- REQUEST
Filter the entries, keeping every line with the word "content".

- EXCERPTED DATA
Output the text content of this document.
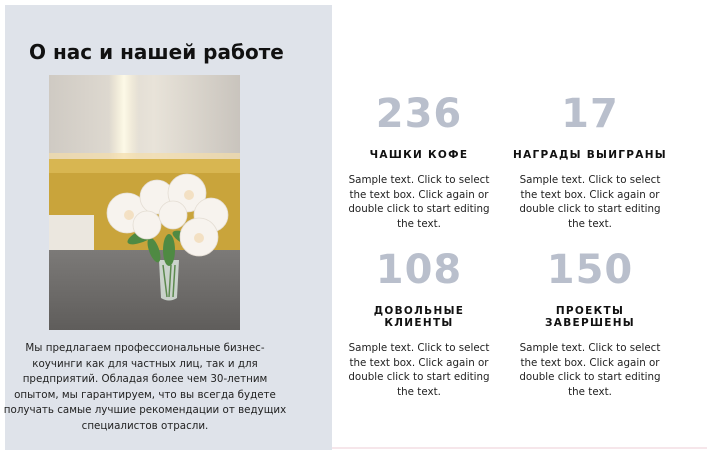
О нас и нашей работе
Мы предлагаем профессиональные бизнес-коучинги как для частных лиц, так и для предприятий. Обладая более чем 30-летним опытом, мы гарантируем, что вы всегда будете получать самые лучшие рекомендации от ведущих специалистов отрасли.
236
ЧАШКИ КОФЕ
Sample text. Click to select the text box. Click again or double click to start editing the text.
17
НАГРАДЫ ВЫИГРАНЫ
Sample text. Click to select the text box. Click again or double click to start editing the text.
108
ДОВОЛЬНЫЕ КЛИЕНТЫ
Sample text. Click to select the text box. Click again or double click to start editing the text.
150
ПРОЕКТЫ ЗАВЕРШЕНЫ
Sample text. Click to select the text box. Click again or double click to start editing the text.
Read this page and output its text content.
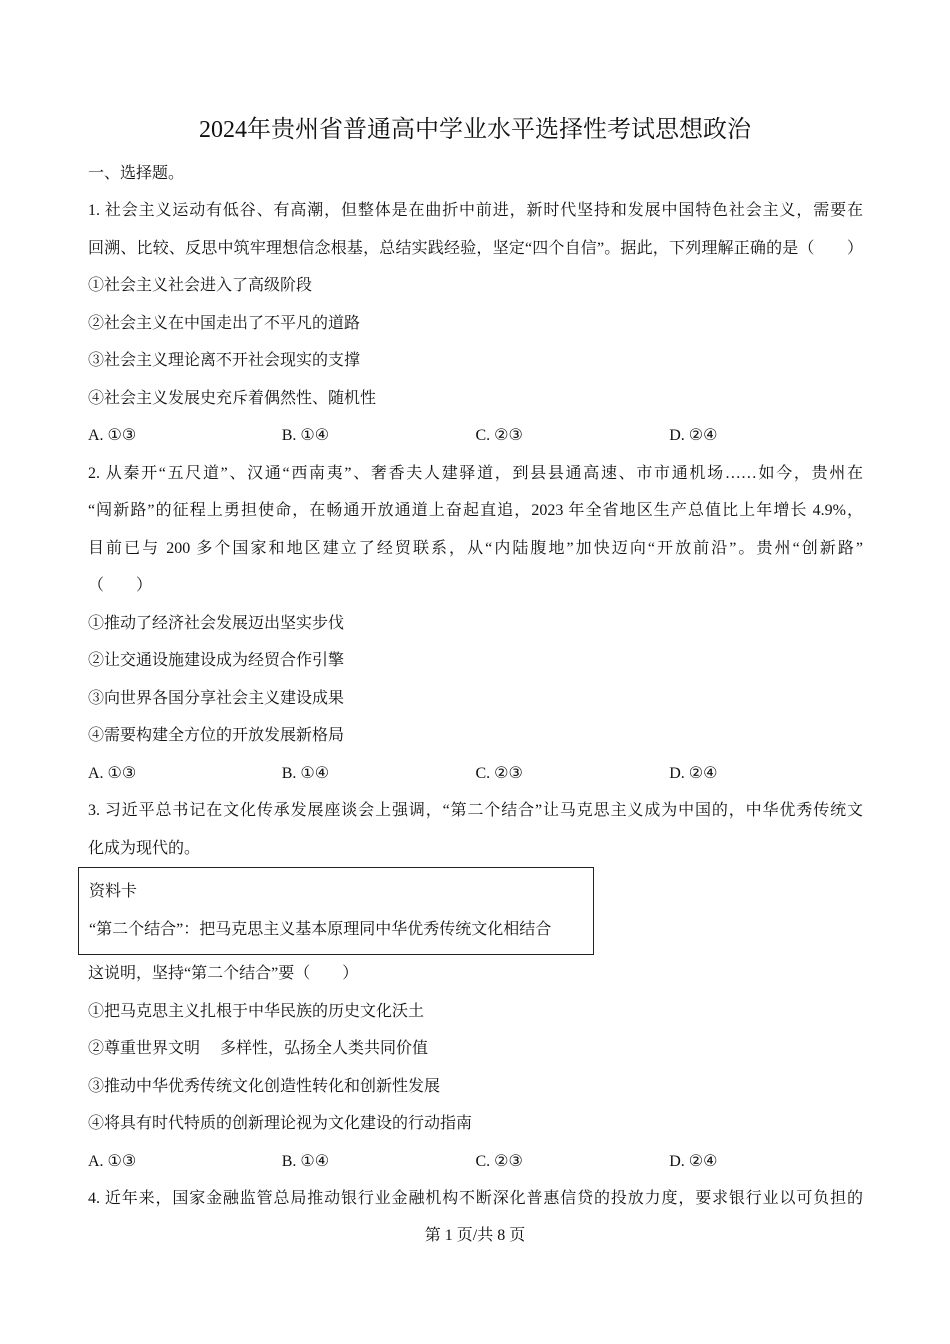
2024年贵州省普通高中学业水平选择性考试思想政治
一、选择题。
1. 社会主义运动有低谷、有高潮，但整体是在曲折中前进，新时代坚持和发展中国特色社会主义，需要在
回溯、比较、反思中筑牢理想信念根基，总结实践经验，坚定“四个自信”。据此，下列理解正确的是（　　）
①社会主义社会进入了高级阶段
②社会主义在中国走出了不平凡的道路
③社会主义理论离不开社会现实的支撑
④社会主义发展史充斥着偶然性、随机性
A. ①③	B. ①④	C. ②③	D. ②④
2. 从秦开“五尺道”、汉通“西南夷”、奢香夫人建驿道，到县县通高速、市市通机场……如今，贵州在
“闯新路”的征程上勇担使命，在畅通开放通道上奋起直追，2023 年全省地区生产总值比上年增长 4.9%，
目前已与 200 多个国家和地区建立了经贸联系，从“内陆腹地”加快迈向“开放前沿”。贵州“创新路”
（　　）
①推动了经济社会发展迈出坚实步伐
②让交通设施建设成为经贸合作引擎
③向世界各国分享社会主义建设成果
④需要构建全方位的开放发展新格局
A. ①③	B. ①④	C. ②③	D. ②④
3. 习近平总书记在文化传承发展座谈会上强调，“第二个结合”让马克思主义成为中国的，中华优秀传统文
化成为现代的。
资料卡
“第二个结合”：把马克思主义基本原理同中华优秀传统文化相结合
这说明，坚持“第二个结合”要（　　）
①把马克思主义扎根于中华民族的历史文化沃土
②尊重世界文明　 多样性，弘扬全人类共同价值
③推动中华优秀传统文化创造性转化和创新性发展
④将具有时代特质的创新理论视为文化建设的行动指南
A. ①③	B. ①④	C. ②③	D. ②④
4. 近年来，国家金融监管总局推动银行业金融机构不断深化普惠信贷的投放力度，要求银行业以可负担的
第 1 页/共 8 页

- ANSWER TO THE PROBLEM
Output the text content of this document.
Read this page and output its text content.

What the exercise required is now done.